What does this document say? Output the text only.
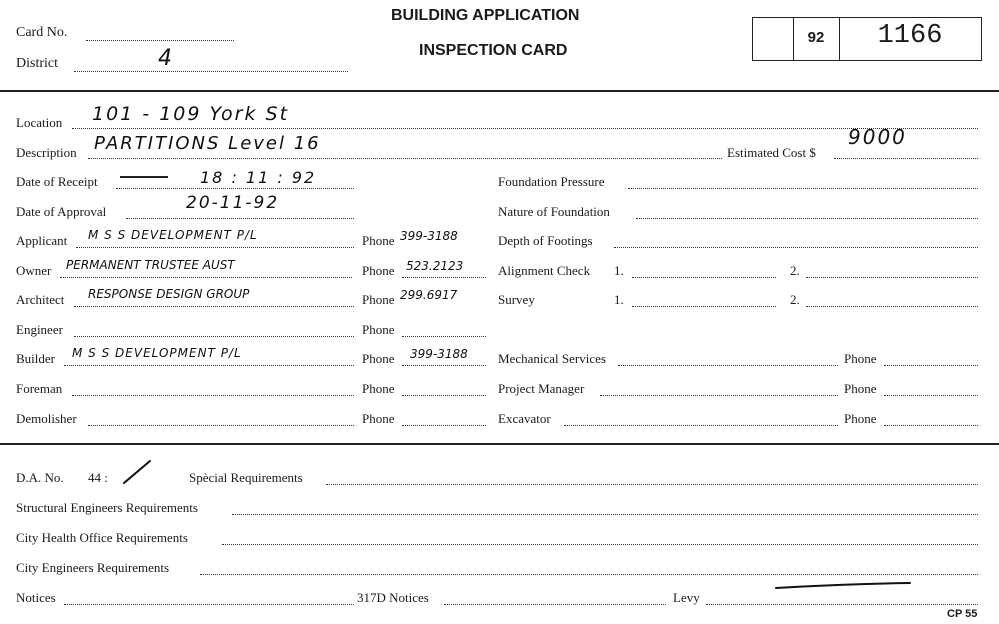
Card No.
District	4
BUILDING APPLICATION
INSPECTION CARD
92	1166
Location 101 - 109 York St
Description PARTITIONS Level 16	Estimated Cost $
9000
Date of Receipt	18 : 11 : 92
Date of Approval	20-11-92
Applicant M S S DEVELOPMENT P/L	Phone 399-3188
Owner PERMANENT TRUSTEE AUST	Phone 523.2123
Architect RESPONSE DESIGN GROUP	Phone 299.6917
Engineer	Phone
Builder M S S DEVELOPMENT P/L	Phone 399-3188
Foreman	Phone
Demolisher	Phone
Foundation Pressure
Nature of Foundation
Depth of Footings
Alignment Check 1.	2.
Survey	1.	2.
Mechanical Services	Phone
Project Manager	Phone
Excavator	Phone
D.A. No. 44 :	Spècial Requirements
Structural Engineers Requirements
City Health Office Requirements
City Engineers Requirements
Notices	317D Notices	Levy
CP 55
★ ★ ★ ★ ★ ★ ★
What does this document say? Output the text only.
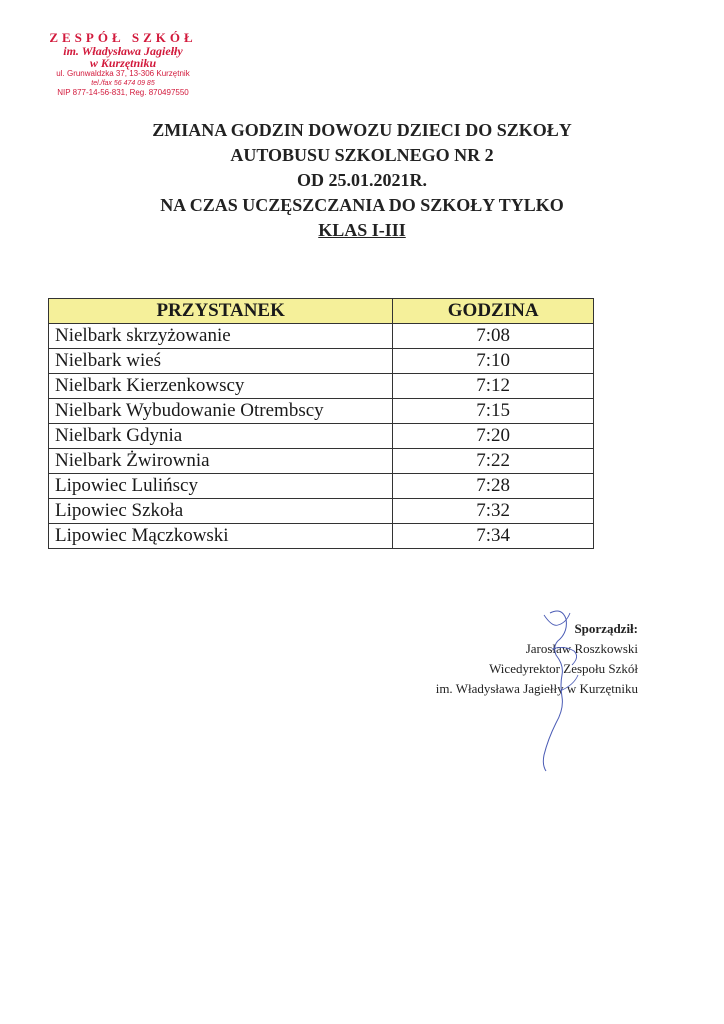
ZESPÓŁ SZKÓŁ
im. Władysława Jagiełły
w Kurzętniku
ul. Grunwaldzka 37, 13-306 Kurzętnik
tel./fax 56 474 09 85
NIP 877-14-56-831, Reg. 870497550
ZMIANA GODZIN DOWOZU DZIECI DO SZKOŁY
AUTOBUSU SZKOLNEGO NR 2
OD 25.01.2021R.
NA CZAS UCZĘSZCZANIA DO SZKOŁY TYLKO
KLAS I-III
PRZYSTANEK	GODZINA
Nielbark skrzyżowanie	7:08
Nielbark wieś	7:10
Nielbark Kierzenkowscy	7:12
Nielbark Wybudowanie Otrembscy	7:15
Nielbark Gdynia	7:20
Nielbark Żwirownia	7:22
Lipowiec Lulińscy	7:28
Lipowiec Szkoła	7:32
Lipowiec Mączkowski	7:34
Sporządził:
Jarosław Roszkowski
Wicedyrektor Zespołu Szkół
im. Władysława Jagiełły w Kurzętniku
★ ★ ★ ★ ★ ★ ★
[Task directions] Tell how many lines of the data above hold the string "DEVELOPMENT". Give only the number.

[Exercise solution] 2